─── EXCERPTED RECORDS ───
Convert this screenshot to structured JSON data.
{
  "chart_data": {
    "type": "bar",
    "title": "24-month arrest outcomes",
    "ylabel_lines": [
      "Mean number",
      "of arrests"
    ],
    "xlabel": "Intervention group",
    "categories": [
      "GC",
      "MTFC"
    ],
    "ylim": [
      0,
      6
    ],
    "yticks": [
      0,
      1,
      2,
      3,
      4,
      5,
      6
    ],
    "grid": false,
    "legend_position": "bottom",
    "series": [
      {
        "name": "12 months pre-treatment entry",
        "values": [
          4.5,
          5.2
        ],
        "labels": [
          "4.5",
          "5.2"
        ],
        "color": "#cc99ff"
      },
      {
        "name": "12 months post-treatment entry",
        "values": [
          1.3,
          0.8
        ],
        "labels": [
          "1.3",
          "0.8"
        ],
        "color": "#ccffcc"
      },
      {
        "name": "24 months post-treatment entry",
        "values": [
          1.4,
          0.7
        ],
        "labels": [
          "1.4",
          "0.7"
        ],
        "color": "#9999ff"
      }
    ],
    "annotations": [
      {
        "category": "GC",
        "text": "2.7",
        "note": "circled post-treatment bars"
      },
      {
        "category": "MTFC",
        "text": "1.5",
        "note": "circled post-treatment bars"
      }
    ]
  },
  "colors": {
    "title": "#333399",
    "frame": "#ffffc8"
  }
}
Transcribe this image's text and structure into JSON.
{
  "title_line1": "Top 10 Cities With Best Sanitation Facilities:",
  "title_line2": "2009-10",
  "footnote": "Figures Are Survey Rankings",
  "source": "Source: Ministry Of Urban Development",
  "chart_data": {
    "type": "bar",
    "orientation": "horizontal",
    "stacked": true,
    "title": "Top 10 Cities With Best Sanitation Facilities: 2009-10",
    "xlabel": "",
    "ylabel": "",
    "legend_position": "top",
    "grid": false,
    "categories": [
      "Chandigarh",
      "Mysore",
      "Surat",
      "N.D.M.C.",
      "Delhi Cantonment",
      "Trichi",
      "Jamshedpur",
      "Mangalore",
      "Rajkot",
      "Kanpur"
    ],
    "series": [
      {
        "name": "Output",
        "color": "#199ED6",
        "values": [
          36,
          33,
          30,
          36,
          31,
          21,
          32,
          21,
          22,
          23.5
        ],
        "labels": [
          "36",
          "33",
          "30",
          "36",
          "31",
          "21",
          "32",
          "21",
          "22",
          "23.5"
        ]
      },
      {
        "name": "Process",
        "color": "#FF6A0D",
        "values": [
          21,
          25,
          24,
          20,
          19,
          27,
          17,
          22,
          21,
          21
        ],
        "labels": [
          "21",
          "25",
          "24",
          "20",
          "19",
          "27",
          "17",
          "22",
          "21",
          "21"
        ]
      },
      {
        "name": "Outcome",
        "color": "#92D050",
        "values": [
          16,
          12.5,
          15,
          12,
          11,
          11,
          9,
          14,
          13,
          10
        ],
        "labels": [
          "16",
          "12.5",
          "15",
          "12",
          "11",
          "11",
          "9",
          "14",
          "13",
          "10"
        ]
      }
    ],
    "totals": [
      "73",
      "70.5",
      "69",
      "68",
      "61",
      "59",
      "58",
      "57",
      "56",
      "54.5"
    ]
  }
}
───
_WRITTEN TASK:_
Write out the entries above once more, without altering anything.

_WORKED SOLUTION:_
Convert this screenshot to structured JSON data.
{
  "chart_data": {
    "type": "bar",
    "title": "24-month arrest outcomes",
    "ylabel_lines": [
      "Mean number",
      "of arrests"
    ],
    "xlabel": "Intervention group",
    "categories": [
      "GC",
      "MTFC"
    ],
    "ylim": [
      0,
      6
    ],
    "yticks": [
      0,
      1,
      2,
      3,
      4,
      5,
      6
    ],
    "grid": false,
    "legend_position": "bottom",
    "series": [
      {
        "name": "12 months pre-treatment entry",
        "values": [
          4.5,
          5.2
        ],
        "labels": [
          "4.5",
          "5.2"
        ],
        "color": "#cc99ff"
      },
      {
        "name": "12 months post-treatment entry",
        "values": [
          1.3,
          0.8
        ],
        "labels": [
          "1.3",
          "0.8"
        ],
        "color": "#ccffcc"
      },
      {
        "name": "24 months post-treatment entry",
        "values": [
          1.4,
          0.7
        ],
        "labels": [
          "1.4",
          "0.7"
        ],
        "color": "#9999ff"
      }
    ],
    "annotations": [
      {
        "category": "GC",
        "text": "2.7",
        "note": "circled post-treatment bars"
      },
      {
        "category": "MTFC",
        "text": "1.5",
        "note": "circled post-treatment bars"
      }
    ]
  },
  "colors": {
    "title": "#333399",
    "frame": "#ffffc8"
  }
}
Transcribe this image's text and structure into JSON.
{
  "title_line1": "Top 10 Cities With Best Sanitation Facilities:",
  "title_line2": "2009-10",
  "footnote": "Figures Are Survey Rankings",
  "source": "Source: Ministry Of Urban Development",
  "chart_data": {
    "type": "bar",
    "orientation": "horizontal",
    "stacked": true,
    "title": "Top 10 Cities With Best Sanitation Facilities: 2009-10",
    "xlabel": "",
    "ylabel": "",
    "legend_position": "top",
    "grid": false,
    "categories": [
      "Chandigarh",
      "Mysore",
      "Surat",
      "N.D.M.C.",
      "Delhi Cantonment",
      "Trichi",
      "Jamshedpur",
      "Mangalore",
      "Rajkot",
      "Kanpur"
    ],
    "series": [
      {
        "name": "Output",
        "color": "#199ED6",
        "values": [
          36,
          33,
          30,
          36,
          31,
          21,
          32,
          21,
          22,
          23.5
        ],
        "labels": [
          "36",
          "33",
          "30",
          "36",
          "31",
          "21",
          "32",
          "21",
          "22",
          "23.5"
        ]
      },
      {
        "name": "Process",
        "color": "#FF6A0D",
        "values": [
          21,
          25,
          24,
          20,
          19,
          27,
          17,
          22,
          21,
          21
        ],
        "labels": [
          "21",
          "25",
          "24",
          "20",
          "19",
          "27",
          "17",
          "22",
          "21",
          "21"
        ]
      },
      {
        "name": "Outcome",
        "color": "#92D050",
        "values": [
          16,
          12.5,
          15,
          12,
          11,
          11,
          9,
          14,
          13,
          10
        ],
        "labels": [
          "16",
          "12.5",
          "15",
          "12",
          "11",
          "11",
          "9",
          "14",
          "13",
          "10"
        ]
      }
    ],
    "totals": [
      "73",
      "70.5",
      "69",
      "68",
      "61",
      "59",
      "58",
      "57",
      "56",
      "54.5"
    ]
  }
}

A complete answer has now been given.